**Exercise description**
The listing below should be printed exactly, every line of it. Skip the pictures.

**Input rows**
* begin *

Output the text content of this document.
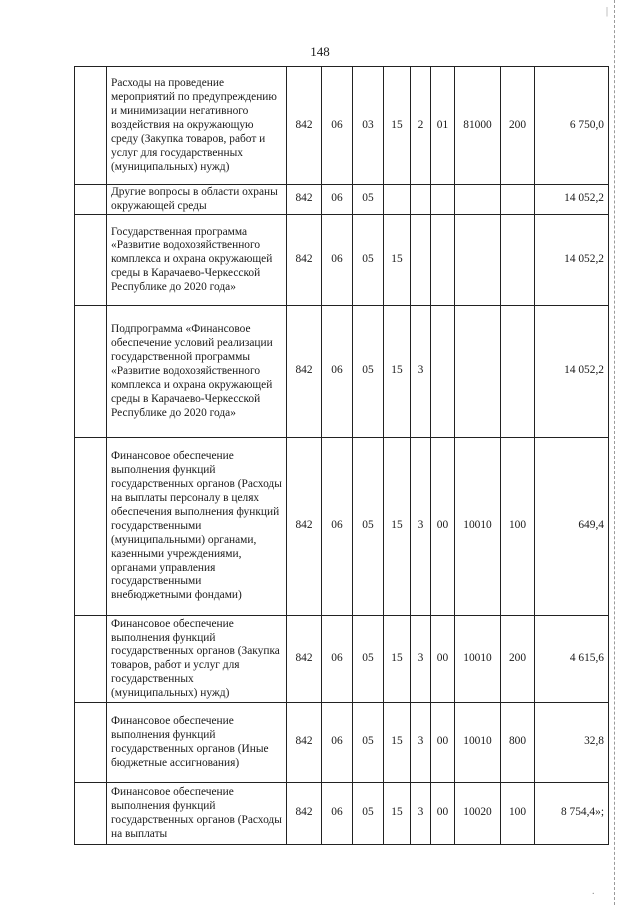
148
	Расходы на проведение мероприятий по предупреждению и минимизации негативного воздействия на окружающую среду (Закупка товаров, работ и услуг для государственных (муниципальных) нужд)	842	06	03	15	2	01	81000	200	6 750,0
	Другие вопросы в области охраны окружающей среды	842	06	05						14 052,2
	Государственная программа «Развитие водохозяйственного комплекса и охрана окружающей среды в Карачаево-Черкесской Республике до 2020 года»	842	06	05	15					14 052,2
	Подпрограмма «Финансовое обеспечение условий реализации государственной программы «Развитие водохозяйственного комплекса и охрана окружающей среды в Карачаево-Черкесской Республике до 2020 года»	842	06	05	15	3				14 052,2
	Финансовое обеспечение выполнения функций государственных органов (Расходы на выплаты персоналу в целях обеспечения выполнения функций государственными (муниципальными) органами, казенными учреждениями, органами управления государственными внебюджетными фондами)	842	06	05	15	3	00	10010	100	649,4
	Финансовое обеспечение выполнения функций государственных органов (Закупка товаров, работ и услуг для государственных (муниципальных) нужд)	842	06	05	15	3	00	10010	200	4 615,6
	Финансовое обеспечение выполнения функций государственных органов (Иные бюджетные ассигнования)	842	06	05	15	3	00	10010	800	32,8
	Финансовое обеспечение выполнения функций государственных органов (Расходы на выплаты	842	06	05	15	3	00	10020	100	8 754,4»;
|
.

* end *

**Reply**
Output the text content of this document.
148
	Расходы на проведение мероприятий по предупреждению и минимизации негативного воздействия на окружающую среду (Закупка товаров, работ и услуг для государственных (муниципальных) нужд)	842	06	03	15	2	01	81000	200	6 750,0
	Другие вопросы в области охраны окружающей среды	842	06	05						14 052,2
	Государственная программа «Развитие водохозяйственного комплекса и охрана окружающей среды в Карачаево-Черкесской Республике до 2020 года»	842	06	05	15					14 052,2
	Подпрограмма «Финансовое обеспечение условий реализации государственной программы «Развитие водохозяйственного комплекса и охрана окружающей среды в Карачаево-Черкесской Республике до 2020 года»	842	06	05	15	3				14 052,2
	Финансовое обеспечение выполнения функций государственных органов (Расходы на выплаты персоналу в целях обеспечения выполнения функций государственными (муниципальными) органами, казенными учреждениями, органами управления государственными внебюджетными фондами)	842	06	05	15	3	00	10010	100	649,4
	Финансовое обеспечение выполнения функций государственных органов (Закупка товаров, работ и услуг для государственных (муниципальных) нужд)	842	06	05	15	3	00	10010	200	4 615,6
	Финансовое обеспечение выполнения функций государственных органов (Иные бюджетные ассигнования)	842	06	05	15	3	00	10010	800	32,8
	Финансовое обеспечение выполнения функций государственных органов (Расходы на выплаты	842	06	05	15	3	00	10020	100	8 754,4»;
|
.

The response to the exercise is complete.